### Directions
From the entries below, copy every line that holds the word "Number".

**** Records shown ****

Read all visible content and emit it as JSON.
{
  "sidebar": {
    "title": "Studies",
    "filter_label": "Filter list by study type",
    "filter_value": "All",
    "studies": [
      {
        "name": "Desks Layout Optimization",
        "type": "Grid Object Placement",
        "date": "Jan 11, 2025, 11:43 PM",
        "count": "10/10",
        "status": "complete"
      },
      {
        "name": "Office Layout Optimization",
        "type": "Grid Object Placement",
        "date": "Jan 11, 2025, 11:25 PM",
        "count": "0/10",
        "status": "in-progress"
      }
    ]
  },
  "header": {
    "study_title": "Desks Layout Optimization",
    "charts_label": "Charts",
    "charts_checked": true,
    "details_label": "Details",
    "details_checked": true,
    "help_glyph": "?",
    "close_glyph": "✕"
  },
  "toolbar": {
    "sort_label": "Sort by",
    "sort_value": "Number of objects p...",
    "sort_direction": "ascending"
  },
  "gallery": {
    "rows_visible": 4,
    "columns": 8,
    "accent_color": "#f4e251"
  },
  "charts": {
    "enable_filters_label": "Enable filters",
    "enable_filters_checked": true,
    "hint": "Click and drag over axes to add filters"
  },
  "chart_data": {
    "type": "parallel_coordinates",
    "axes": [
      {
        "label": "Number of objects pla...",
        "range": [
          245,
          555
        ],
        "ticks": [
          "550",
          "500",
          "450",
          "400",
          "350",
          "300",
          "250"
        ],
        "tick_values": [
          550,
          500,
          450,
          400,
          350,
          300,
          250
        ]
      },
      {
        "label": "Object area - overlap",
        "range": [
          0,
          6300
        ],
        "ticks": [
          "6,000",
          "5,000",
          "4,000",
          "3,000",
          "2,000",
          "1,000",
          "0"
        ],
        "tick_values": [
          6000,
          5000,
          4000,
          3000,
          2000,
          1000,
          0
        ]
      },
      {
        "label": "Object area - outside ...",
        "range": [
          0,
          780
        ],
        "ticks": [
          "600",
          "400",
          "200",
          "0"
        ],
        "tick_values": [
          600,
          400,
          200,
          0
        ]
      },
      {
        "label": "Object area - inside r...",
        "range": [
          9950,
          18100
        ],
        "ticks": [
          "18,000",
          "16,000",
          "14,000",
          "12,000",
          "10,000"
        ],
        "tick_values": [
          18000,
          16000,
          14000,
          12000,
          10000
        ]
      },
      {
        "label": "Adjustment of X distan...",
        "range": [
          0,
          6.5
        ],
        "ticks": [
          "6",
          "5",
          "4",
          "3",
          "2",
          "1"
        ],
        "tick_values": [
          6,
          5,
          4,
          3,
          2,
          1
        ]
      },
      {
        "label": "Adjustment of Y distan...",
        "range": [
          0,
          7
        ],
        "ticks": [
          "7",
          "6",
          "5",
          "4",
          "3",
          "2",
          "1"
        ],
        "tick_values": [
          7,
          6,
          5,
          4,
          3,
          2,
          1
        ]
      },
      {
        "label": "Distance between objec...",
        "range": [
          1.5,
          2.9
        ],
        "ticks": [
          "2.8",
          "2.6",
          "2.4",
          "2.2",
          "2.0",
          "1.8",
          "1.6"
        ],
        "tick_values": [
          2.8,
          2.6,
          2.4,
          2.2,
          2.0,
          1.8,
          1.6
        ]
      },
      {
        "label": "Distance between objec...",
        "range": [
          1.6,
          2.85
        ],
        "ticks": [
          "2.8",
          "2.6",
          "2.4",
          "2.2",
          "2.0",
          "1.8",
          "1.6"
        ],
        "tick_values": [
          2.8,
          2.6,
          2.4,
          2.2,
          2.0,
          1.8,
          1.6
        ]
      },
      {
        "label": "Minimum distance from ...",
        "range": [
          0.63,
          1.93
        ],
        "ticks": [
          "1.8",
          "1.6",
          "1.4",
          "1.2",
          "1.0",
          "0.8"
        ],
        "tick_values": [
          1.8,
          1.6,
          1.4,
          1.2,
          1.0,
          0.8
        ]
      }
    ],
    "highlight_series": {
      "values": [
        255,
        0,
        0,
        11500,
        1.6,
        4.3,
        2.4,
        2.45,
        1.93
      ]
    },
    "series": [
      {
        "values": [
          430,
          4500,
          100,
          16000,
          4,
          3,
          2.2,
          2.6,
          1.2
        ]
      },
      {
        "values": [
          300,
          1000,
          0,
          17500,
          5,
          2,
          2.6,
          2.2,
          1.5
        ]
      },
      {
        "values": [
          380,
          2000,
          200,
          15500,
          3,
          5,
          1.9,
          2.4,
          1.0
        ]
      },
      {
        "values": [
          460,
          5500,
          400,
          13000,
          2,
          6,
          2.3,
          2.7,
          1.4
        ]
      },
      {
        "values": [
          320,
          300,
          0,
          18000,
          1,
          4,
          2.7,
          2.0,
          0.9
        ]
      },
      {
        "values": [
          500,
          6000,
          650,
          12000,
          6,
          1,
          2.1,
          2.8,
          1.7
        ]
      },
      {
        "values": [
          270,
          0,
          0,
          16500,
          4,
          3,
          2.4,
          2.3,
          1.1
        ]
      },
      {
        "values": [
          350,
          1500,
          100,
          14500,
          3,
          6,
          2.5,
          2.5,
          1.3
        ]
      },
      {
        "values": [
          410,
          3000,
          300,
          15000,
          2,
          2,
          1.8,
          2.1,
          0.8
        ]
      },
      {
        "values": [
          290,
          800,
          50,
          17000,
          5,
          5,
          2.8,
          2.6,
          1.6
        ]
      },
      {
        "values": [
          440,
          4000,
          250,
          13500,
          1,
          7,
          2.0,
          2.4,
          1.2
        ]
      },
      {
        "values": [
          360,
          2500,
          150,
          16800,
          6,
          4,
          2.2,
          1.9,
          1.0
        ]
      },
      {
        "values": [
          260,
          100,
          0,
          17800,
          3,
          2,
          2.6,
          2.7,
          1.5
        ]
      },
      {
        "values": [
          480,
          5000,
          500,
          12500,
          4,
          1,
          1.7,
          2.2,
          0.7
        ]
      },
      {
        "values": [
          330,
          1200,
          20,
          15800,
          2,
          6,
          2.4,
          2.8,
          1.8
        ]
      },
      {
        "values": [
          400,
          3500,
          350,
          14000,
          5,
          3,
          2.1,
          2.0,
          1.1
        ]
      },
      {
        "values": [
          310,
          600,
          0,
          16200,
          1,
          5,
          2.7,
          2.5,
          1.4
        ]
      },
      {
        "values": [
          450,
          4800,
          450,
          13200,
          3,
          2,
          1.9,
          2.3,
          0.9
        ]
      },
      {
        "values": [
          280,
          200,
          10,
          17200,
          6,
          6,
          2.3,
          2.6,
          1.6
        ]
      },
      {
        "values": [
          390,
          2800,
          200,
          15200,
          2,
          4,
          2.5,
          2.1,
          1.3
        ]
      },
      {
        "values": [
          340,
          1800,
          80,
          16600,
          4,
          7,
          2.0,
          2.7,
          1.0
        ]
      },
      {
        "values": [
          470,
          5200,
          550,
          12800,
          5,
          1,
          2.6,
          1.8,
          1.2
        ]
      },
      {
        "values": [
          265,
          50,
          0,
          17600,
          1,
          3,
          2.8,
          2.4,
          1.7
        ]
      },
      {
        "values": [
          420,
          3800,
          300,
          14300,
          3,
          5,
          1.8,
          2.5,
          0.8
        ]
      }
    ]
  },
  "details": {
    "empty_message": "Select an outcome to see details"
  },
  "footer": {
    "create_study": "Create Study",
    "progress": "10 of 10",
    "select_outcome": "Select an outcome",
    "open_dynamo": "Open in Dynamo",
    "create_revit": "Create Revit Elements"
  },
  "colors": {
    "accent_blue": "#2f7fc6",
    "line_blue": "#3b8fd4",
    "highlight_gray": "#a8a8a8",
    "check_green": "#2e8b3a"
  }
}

****

### Answer to the exercise
    "sort_value": "Number of objects p...",
        "label": "Number of objects pla...",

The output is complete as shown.